• Set exercise
Go through the listing beneath this task and return every line that carries the string "يقول".

• Given data

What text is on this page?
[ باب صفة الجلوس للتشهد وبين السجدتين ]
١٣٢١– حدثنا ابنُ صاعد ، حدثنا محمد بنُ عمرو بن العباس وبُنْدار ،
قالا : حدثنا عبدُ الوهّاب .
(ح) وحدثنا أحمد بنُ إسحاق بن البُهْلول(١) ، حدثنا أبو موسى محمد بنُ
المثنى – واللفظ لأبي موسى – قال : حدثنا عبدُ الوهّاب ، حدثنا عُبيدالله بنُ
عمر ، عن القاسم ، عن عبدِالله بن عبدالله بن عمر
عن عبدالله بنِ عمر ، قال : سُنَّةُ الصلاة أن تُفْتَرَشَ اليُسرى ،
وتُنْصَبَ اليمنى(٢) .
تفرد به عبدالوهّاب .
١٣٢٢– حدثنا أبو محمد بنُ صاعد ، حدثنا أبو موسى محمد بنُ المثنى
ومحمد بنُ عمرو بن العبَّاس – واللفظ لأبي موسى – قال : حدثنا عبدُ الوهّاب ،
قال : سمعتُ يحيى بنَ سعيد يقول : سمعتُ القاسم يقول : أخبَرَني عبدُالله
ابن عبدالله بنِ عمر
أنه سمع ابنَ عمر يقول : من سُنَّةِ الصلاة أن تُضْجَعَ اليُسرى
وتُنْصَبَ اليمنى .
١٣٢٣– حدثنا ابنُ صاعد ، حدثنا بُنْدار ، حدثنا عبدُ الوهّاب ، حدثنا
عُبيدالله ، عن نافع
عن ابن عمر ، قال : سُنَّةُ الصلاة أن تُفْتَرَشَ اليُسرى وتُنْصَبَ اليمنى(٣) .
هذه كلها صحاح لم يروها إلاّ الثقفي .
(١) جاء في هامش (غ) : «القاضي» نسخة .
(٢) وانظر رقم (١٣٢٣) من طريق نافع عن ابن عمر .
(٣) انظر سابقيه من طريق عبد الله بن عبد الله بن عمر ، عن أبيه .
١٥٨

• Task answer
قال : سمعتُ يحيى بنَ سعيد يقول : سمعتُ القاسم يقول : أخبَرَني عبدُالله
أنه سمع ابنَ عمر يقول : من سُنَّةِ الصلاة أن تُضْجَعَ اليُسرى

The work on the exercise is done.